Extracted material ::
-=-=-=-=-

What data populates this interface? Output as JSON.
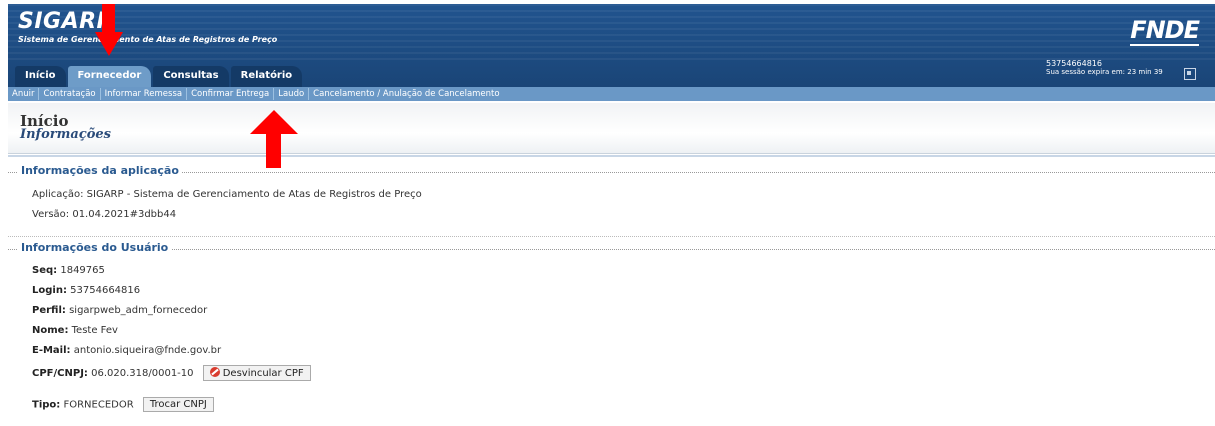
{
  "header": {
    "app_name": "SIGARP",
    "app_subtitle": "Sistema de Gerenciamento de Atas de Registros de Preço",
    "org_logo": "FNDE",
    "user_id": "53754664816",
    "session_text": "Sua sessão expira em: 23 min 39",
    "logout_icon": "logout-icon"
  },
  "tabs": [
    {
      "label": "Início"
    },
    {
      "label": "Fornecedor"
    },
    {
      "label": "Consultas"
    },
    {
      "label": "Relatório"
    }
  ],
  "submenu": [
    {
      "label": "Anuir"
    },
    {
      "label": "Contratação"
    },
    {
      "label": "Informar Remessa"
    },
    {
      "label": "Confirmar Entrega"
    },
    {
      "label": "Laudo"
    },
    {
      "label": "Cancelamento / Anulação de Cancelamento"
    }
  ],
  "page": {
    "title": "Início",
    "subtitle": "Informações"
  },
  "app_info": {
    "legend": "Informações da aplicação",
    "aplicacao": "Aplicação: SIGARP - Sistema de Gerenciamento de Atas de Registros de Preço",
    "versao": "Versão: 01.04.2021#3dbb44"
  },
  "user_info": {
    "legend": "Informações do Usuário",
    "seq_label": "Seq:",
    "seq_value": "1849765",
    "login_label": "Login:",
    "login_value": "53754664816",
    "perfil_label": "Perfil:",
    "perfil_value": "sigarpweb_adm_fornecedor",
    "nome_label": "Nome:",
    "nome_value": "Teste Fev",
    "email_label": "E-Mail:",
    "email_value": "antonio.siqueira@fnde.gov.br",
    "cpf_label": "CPF/CNPJ:",
    "cpf_value": "06.020.318/0001-10",
    "desvincular_button": "Desvincular CPF",
    "tipo_label": "Tipo:",
    "tipo_value": "FORNECEDOR",
    "trocar_button": "Trocar CNPJ"
  },
  "colors": {
    "header_bg": "#1f4f86",
    "menu_bg": "#6a98c6",
    "active_tab": "#6e9cc8",
    "legend_text": "#2a5a90",
    "annotation_arrow": "#ff0000"
  }
}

-=-=-=-=-

Task details :: In the entries above, find each line with the string "CNPJ" and copy it.

Reply to the exercise ::
    "cpf_label": "CPF/CNPJ:",
    "trocar_button": "Trocar CNPJ"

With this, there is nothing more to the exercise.